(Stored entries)
------------------------

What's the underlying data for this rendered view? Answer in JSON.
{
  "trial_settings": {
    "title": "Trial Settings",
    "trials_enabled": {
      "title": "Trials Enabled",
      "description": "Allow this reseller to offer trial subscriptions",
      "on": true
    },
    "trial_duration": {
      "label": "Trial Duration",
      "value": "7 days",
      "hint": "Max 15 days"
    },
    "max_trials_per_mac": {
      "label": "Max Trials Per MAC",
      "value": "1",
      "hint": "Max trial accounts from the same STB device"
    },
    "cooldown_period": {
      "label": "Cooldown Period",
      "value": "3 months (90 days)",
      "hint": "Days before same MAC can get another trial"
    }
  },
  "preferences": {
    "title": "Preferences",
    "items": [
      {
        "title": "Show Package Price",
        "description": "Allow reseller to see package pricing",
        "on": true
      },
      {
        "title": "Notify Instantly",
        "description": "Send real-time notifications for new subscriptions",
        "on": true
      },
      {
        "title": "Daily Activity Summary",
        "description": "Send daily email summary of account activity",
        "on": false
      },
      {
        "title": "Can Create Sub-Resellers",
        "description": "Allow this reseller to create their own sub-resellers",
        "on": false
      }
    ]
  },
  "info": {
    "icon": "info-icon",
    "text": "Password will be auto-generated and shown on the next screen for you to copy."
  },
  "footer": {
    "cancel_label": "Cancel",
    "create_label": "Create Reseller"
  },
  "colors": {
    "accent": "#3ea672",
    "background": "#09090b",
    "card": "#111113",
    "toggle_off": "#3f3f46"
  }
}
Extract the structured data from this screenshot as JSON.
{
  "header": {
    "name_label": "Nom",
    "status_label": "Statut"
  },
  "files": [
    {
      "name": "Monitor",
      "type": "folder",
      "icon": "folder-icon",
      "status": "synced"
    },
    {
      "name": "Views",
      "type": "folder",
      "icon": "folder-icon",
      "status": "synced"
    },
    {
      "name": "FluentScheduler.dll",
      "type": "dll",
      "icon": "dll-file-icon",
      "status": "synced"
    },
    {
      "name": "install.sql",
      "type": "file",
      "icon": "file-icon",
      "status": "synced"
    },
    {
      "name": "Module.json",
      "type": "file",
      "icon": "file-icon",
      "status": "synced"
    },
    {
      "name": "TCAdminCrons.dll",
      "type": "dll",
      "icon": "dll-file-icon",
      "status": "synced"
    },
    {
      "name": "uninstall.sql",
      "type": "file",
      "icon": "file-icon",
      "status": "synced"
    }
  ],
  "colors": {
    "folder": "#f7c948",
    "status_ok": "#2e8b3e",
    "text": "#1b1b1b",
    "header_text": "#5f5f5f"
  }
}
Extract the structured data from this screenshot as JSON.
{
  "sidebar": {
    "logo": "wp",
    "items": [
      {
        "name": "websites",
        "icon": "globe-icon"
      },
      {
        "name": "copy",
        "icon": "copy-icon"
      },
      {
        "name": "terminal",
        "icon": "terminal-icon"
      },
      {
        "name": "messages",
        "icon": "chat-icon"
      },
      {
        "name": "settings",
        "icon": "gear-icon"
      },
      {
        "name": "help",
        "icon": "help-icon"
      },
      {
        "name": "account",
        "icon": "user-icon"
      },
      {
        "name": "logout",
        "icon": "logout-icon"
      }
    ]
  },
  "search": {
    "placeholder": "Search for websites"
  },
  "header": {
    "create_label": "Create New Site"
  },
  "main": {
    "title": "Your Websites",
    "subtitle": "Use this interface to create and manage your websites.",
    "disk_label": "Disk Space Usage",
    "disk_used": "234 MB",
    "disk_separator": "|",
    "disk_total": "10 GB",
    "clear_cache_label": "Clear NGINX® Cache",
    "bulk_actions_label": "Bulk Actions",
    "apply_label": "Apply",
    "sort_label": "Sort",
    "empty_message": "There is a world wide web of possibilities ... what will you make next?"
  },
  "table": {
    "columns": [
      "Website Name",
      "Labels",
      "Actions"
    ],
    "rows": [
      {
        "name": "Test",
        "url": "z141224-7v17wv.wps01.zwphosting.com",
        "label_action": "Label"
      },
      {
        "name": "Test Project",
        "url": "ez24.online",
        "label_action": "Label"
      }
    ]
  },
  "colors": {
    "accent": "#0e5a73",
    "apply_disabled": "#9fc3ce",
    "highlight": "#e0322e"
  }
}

------------------------

> [TASK] Using the listing above, reproduce each line without omission.

> [SOLUTION]
What's the underlying data for this rendered view? Answer in JSON.
{
  "trial_settings": {
    "title": "Trial Settings",
    "trials_enabled": {
      "title": "Trials Enabled",
      "description": "Allow this reseller to offer trial subscriptions",
      "on": true
    },
    "trial_duration": {
      "label": "Trial Duration",
      "value": "7 days",
      "hint": "Max 15 days"
    },
    "max_trials_per_mac": {
      "label": "Max Trials Per MAC",
      "value": "1",
      "hint": "Max trial accounts from the same STB device"
    },
    "cooldown_period": {
      "label": "Cooldown Period",
      "value": "3 months (90 days)",
      "hint": "Days before same MAC can get another trial"
    }
  },
  "preferences": {
    "title": "Preferences",
    "items": [
      {
        "title": "Show Package Price",
        "description": "Allow reseller to see package pricing",
        "on": true
      },
      {
        "title": "Notify Instantly",
        "description": "Send real-time notifications for new subscriptions",
        "on": true
      },
      {
        "title": "Daily Activity Summary",
        "description": "Send daily email summary of account activity",
        "on": false
      },
      {
        "title": "Can Create Sub-Resellers",
        "description": "Allow this reseller to create their own sub-resellers",
        "on": false
      }
    ]
  },
  "info": {
    "icon": "info-icon",
    "text": "Password will be auto-generated and shown on the next screen for you to copy."
  },
  "footer": {
    "cancel_label": "Cancel",
    "create_label": "Create Reseller"
  },
  "colors": {
    "accent": "#3ea672",
    "background": "#09090b",
    "card": "#111113",
    "toggle_off": "#3f3f46"
  }
}
Extract the structured data from this screenshot as JSON.
{
  "header": {
    "name_label": "Nom",
    "status_label": "Statut"
  },
  "files": [
    {
      "name": "Monitor",
      "type": "folder",
      "icon": "folder-icon",
      "status": "synced"
    },
    {
      "name": "Views",
      "type": "folder",
      "icon": "folder-icon",
      "status": "synced"
    },
    {
      "name": "FluentScheduler.dll",
      "type": "dll",
      "icon": "dll-file-icon",
      "status": "synced"
    },
    {
      "name": "install.sql",
      "type": "file",
      "icon": "file-icon",
      "status": "synced"
    },
    {
      "name": "Module.json",
      "type": "file",
      "icon": "file-icon",
      "status": "synced"
    },
    {
      "name": "TCAdminCrons.dll",
      "type": "dll",
      "icon": "dll-file-icon",
      "status": "synced"
    },
    {
      "name": "uninstall.sql",
      "type": "file",
      "icon": "file-icon",
      "status": "synced"
    }
  ],
  "colors": {
    "folder": "#f7c948",
    "status_ok": "#2e8b3e",
    "text": "#1b1b1b",
    "header_text": "#5f5f5f"
  }
}
Extract the structured data from this screenshot as JSON.
{
  "sidebar": {
    "logo": "wp",
    "items": [
      {
        "name": "websites",
        "icon": "globe-icon"
      },
      {
        "name": "copy",
        "icon": "copy-icon"
      },
      {
        "name": "terminal",
        "icon": "terminal-icon"
      },
      {
        "name": "messages",
        "icon": "chat-icon"
      },
      {
        "name": "settings",
        "icon": "gear-icon"
      },
      {
        "name": "help",
        "icon": "help-icon"
      },
      {
        "name": "account",
        "icon": "user-icon"
      },
      {
        "name": "logout",
        "icon": "logout-icon"
      }
    ]
  },
  "search": {
    "placeholder": "Search for websites"
  },
  "header": {
    "create_label": "Create New Site"
  },
  "main": {
    "title": "Your Websites",
    "subtitle": "Use this interface to create and manage your websites.",
    "disk_label": "Disk Space Usage",
    "disk_used": "234 MB",
    "disk_separator": "|",
    "disk_total": "10 GB",
    "clear_cache_label": "Clear NGINX® Cache",
    "bulk_actions_label": "Bulk Actions",
    "apply_label": "Apply",
    "sort_label": "Sort",
    "empty_message": "There is a world wide web of possibilities ... what will you make next?"
  },
  "table": {
    "columns": [
      "Website Name",
      "Labels",
      "Actions"
    ],
    "rows": [
      {
        "name": "Test",
        "url": "z141224-7v17wv.wps01.zwphosting.com",
        "label_action": "Label"
      },
      {
        "name": "Test Project",
        "url": "ez24.online",
        "label_action": "Label"
      }
    ]
  },
  "colors": {
    "accent": "#0e5a73",
    "apply_disabled": "#9fc3ce",
    "highlight": "#e0322e"
  }
}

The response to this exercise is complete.